#### [Tareas]
1: Según el fragmento sobre el humor y la superioridad, ¿qué dice el perro de la viñeta de The New Yorker?
2: Retoma el fragmento sobre el humor y la superioridad y continúalo a partir de su última oración.

#### [Fragmento seleccionado]

##########

Uno, en principio, estaría tentado de pensar que la ubicación psicológica opuesta, esto es, la sensación de superioridad, nos pone a resguardo de la necesidad de utilizar ese humor lacerante y bastante ruin. ¡Nada más lejos de la realidad! Quien se ve o, simplemente, se cree superior, necesita ejercer esa superioridad, del mismo modo que quien tiene poder necesita no sólo ejercerlo sino, en la medida de lo posible, desplegarlo hasta sus últimas consecuencias. En muchos casos, el poder sirve, por encima de todo, para alardear de él. Con frecuencia, sentimos que no basta ganar: el otro ?o los otros? debe perder. Los hinchas del Madrid o del Barça o de cualquier otro equipo del mundo con rivales a muerte lo saben bien. Casi podría decirse que no me satisface tanto mi victoria como el hecho de que el rival haya mordido el polvo. Verlo humillado, rendido a mis pies, me proporciona la satisfacción suprema. En una viñeta de The New Yorker, un perro expresa ese sentimiento tan humano de forma prístina: «No basta con que tengamos éxito. Además, los gatos tienen que fracasar».

##########

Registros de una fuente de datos
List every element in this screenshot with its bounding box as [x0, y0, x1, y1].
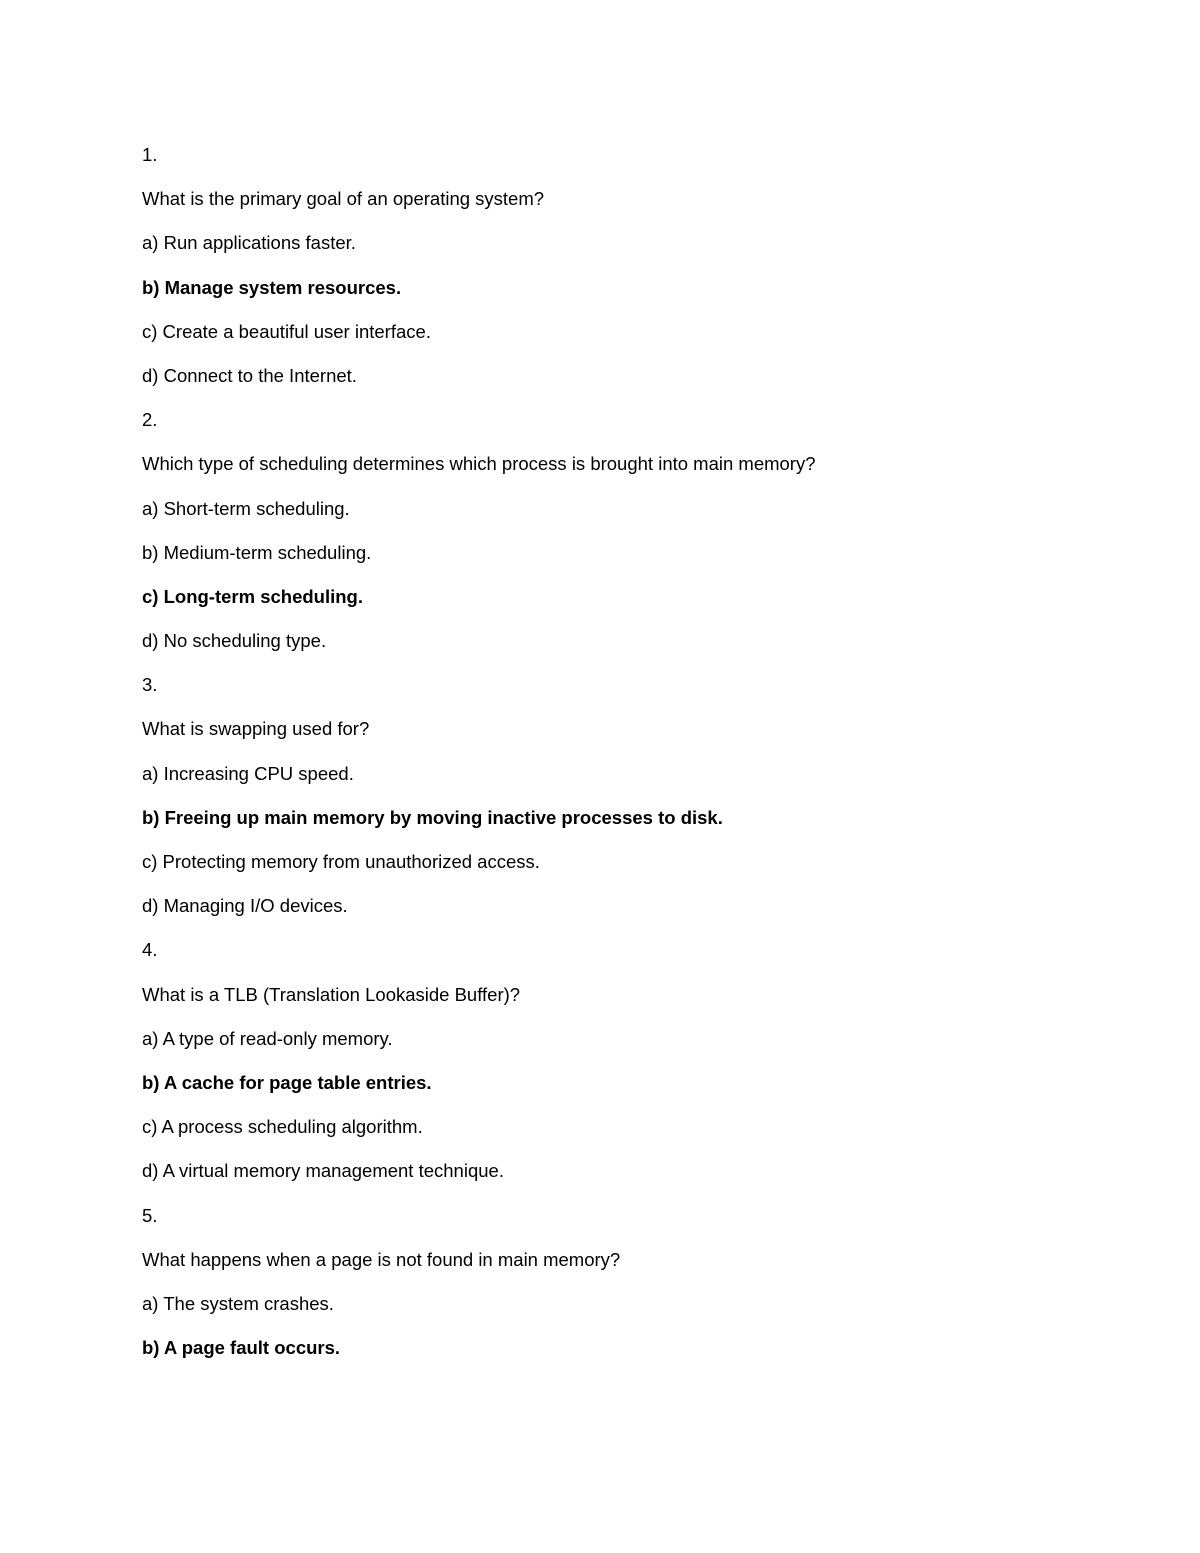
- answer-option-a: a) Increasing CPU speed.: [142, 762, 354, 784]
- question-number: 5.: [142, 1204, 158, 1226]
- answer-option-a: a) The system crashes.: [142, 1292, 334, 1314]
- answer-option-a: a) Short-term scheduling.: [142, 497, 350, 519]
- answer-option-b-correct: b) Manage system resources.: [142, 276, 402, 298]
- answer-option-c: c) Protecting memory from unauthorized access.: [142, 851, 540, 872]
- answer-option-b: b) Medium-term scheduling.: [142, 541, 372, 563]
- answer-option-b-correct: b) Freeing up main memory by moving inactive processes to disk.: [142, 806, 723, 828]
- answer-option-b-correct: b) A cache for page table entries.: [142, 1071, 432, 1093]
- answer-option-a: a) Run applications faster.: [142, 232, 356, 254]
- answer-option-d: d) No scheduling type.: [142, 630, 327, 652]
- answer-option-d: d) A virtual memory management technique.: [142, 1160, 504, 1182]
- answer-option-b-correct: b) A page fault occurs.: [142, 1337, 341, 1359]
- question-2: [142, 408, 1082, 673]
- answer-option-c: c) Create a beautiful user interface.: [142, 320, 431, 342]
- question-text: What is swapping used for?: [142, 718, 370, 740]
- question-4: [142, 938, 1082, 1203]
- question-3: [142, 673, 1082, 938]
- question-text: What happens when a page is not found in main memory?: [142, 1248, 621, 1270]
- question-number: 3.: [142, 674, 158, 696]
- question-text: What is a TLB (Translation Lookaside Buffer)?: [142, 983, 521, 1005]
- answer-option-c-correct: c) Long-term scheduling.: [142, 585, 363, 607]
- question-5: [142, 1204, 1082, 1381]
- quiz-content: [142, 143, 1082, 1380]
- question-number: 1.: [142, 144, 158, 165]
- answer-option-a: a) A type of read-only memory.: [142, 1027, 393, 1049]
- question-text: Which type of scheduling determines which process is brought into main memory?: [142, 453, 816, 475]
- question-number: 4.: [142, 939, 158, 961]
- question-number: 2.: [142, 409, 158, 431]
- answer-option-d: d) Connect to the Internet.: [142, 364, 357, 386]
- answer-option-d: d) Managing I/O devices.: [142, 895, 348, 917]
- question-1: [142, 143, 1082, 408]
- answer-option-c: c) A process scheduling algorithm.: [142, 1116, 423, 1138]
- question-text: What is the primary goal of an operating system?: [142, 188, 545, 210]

##########

#### [Respuestas]
1: «No basta con que tengamos éxito. Además, los gatos tienen que fracasar».

2:
Lo curioso del caso es que esa dinámica nos arrastra más allá de las pugnas establecidas y de los enemigos convencionales. Quiero decir que el mecanismo psicológico subyacente se aplica también a quien potencialmente es de los nuestros. Mi autoestima no se alimenta tanto de la confrontación con un enemigo lejano o un rival remoto como con la comparación con mi vecino, mi colega, mi cuñado o mi amigo. Ello explica que me dé igual que Bill Gates haya ganado este mes cien mil millones de dólares, pero me tenga sin dormir que a mi compañero de trabajo le hayan tocado diez mil euros en la Bonoloto. La Schadenfreude en sus diversos matices surge de la comparación con quienes tengo más a mano. Por eso me cuesta tanto soportar el bien o la suerte del familiar, del compañero de trabajo o del vecino. Por eso me alegro de su caída en desgracia. Por eso alimento mi autoestima ejerciendo sin cortapisas mi superioridad. Otra viñeta de The New Yorker daba en el clavo al expresar esa actitud tan usual: «No me basta con volar en primera clase. Además, mis amigos tienen que volar en turista».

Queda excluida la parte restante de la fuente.